Records from a data collection
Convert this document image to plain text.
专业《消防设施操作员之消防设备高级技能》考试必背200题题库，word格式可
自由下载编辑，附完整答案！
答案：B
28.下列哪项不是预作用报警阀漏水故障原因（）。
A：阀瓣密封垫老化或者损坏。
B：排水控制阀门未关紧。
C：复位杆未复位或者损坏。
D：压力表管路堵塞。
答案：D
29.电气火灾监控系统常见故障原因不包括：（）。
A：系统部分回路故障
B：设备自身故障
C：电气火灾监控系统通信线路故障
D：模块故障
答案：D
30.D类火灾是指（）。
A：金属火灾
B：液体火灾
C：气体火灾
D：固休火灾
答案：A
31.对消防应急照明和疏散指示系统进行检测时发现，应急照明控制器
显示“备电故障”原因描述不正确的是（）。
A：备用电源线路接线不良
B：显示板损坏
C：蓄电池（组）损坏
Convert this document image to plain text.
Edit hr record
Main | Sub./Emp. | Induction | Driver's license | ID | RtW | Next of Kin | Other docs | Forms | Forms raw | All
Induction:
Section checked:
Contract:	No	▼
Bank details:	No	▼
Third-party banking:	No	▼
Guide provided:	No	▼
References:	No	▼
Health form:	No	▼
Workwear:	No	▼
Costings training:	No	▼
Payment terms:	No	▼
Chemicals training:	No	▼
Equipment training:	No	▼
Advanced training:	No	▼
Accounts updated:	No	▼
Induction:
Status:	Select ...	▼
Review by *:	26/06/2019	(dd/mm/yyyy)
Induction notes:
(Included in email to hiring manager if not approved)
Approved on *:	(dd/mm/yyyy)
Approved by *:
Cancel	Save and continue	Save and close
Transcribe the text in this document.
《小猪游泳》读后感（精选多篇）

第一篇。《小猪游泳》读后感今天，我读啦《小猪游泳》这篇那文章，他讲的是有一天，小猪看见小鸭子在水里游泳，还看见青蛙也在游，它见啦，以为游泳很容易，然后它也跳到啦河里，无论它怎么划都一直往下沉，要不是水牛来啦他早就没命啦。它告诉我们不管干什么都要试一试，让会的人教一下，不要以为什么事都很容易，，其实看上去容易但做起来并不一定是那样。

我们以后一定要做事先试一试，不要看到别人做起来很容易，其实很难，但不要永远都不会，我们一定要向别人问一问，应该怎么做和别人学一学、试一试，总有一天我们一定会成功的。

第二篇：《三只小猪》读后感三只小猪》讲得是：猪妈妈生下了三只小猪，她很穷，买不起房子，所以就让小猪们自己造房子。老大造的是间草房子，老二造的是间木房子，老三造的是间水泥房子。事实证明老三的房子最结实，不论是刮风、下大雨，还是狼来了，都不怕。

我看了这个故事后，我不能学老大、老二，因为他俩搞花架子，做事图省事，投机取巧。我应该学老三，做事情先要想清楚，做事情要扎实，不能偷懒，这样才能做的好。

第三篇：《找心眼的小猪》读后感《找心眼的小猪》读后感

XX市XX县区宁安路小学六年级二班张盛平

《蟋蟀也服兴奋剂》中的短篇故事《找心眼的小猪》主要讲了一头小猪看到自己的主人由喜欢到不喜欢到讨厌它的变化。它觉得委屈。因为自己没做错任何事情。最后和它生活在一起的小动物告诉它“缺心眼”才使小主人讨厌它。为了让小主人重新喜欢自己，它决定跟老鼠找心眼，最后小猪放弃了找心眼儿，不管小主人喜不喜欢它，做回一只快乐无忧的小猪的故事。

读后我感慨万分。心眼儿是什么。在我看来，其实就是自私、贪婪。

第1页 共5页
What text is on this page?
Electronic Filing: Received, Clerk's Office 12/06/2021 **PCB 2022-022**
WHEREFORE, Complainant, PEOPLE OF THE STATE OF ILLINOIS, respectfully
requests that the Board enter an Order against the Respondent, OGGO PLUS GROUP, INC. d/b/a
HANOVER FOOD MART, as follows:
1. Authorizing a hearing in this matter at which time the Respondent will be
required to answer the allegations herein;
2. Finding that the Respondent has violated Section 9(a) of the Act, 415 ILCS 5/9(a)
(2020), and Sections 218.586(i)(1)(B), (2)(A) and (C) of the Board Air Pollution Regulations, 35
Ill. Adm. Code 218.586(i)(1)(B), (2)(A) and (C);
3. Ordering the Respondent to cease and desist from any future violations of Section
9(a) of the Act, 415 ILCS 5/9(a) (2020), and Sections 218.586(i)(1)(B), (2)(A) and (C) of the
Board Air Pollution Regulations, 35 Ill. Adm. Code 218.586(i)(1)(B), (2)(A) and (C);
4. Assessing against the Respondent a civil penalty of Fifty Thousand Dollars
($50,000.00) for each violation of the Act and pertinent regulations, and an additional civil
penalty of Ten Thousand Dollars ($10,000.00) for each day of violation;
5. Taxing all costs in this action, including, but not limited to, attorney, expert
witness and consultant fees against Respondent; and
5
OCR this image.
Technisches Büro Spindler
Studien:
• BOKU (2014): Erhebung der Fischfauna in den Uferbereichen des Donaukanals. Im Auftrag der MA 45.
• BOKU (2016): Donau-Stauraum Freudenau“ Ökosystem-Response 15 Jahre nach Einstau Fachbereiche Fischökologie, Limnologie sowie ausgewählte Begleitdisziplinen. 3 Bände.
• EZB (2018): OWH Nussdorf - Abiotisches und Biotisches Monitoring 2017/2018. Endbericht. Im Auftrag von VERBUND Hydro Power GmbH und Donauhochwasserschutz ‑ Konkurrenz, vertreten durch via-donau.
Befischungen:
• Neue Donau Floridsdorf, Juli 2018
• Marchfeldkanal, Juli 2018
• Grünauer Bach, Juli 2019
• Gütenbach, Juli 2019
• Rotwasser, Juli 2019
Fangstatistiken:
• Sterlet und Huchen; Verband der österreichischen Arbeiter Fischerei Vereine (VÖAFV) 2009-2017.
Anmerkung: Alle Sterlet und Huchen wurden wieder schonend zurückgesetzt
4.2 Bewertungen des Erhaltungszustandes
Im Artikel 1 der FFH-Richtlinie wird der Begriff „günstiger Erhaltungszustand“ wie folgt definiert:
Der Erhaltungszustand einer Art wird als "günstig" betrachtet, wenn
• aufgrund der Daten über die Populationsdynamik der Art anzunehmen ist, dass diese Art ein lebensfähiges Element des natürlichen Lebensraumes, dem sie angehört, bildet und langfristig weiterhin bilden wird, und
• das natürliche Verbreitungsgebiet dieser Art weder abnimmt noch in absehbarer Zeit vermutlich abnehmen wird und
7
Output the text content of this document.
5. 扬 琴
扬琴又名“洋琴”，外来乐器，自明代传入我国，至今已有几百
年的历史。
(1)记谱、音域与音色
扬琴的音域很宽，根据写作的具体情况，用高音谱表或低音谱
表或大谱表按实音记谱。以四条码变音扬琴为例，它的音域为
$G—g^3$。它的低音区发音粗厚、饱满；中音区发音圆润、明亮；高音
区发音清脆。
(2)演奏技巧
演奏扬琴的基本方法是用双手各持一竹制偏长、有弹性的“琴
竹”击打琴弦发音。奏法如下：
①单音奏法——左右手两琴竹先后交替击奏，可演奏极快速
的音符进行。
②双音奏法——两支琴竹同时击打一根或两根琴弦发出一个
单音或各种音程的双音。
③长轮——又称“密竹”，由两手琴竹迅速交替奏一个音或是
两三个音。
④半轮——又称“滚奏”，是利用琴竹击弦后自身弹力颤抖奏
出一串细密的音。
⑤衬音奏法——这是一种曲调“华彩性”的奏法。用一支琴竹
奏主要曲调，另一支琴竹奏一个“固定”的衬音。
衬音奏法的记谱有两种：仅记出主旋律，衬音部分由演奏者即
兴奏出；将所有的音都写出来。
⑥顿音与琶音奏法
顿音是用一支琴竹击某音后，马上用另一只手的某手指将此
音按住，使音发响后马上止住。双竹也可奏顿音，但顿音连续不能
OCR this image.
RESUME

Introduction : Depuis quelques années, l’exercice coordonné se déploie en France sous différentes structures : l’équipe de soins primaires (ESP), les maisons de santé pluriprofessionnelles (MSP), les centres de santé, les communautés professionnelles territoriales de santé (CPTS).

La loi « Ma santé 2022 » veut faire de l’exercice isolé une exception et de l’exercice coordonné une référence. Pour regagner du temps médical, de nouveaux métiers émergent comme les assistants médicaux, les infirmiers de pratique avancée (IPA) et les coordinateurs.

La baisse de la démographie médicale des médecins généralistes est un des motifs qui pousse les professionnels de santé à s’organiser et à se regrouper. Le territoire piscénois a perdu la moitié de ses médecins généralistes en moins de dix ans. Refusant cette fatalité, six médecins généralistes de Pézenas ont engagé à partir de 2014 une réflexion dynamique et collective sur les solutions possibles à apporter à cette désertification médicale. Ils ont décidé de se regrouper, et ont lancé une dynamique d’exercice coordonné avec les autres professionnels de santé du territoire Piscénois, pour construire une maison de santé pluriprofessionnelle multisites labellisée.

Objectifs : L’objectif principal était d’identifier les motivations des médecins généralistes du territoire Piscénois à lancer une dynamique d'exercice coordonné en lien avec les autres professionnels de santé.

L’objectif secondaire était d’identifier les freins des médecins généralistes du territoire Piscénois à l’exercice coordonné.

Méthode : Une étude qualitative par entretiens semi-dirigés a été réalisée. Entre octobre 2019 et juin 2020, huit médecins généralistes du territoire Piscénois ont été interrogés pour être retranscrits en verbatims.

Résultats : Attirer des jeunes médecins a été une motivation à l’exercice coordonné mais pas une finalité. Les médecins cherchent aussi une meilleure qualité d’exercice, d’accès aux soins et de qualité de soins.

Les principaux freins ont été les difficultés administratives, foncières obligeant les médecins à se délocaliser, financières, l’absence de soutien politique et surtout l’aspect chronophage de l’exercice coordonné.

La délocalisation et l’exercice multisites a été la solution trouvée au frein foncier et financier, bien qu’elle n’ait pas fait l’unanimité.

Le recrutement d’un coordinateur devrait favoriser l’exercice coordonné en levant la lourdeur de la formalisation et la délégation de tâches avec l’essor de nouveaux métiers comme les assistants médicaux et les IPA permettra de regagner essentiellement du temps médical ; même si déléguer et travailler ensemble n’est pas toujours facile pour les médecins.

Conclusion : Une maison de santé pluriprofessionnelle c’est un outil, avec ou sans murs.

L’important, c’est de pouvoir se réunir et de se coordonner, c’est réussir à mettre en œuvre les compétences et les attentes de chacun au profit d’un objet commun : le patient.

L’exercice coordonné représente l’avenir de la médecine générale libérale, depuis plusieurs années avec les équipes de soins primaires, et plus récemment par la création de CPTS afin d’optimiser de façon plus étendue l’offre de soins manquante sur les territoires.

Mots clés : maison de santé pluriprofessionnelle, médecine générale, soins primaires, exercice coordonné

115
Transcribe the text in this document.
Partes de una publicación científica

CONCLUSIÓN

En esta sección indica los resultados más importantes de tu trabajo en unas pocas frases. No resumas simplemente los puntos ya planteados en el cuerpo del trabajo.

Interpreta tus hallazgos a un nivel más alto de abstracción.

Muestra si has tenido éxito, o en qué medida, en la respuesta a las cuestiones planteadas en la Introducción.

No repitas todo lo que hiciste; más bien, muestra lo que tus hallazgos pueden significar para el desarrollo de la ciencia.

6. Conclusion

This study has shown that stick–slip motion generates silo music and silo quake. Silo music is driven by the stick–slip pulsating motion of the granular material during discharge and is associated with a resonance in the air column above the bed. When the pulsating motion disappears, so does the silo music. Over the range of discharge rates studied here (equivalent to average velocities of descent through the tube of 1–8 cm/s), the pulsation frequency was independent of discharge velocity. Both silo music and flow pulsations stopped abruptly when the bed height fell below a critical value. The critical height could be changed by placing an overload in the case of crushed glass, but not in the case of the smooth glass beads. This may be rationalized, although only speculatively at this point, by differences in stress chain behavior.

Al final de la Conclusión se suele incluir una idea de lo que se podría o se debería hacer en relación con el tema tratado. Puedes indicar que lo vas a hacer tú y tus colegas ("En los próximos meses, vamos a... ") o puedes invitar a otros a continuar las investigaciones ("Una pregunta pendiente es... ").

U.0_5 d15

## Task instructions:
Gather each line that holds "médecine".

## Result of the exercise:
L’exercice coordonné représente l’avenir de la médecine générale libérale, depuis plusieurs années avec les équipes de soins primaires, et plus récemment par la création de CPTS afin d’optimiser de façon plus étendue l’offre de soins manquante sur les territoires.
Mots clés : maison de santé pluriprofessionnelle, médecine générale, soins primaires, exercice coordonné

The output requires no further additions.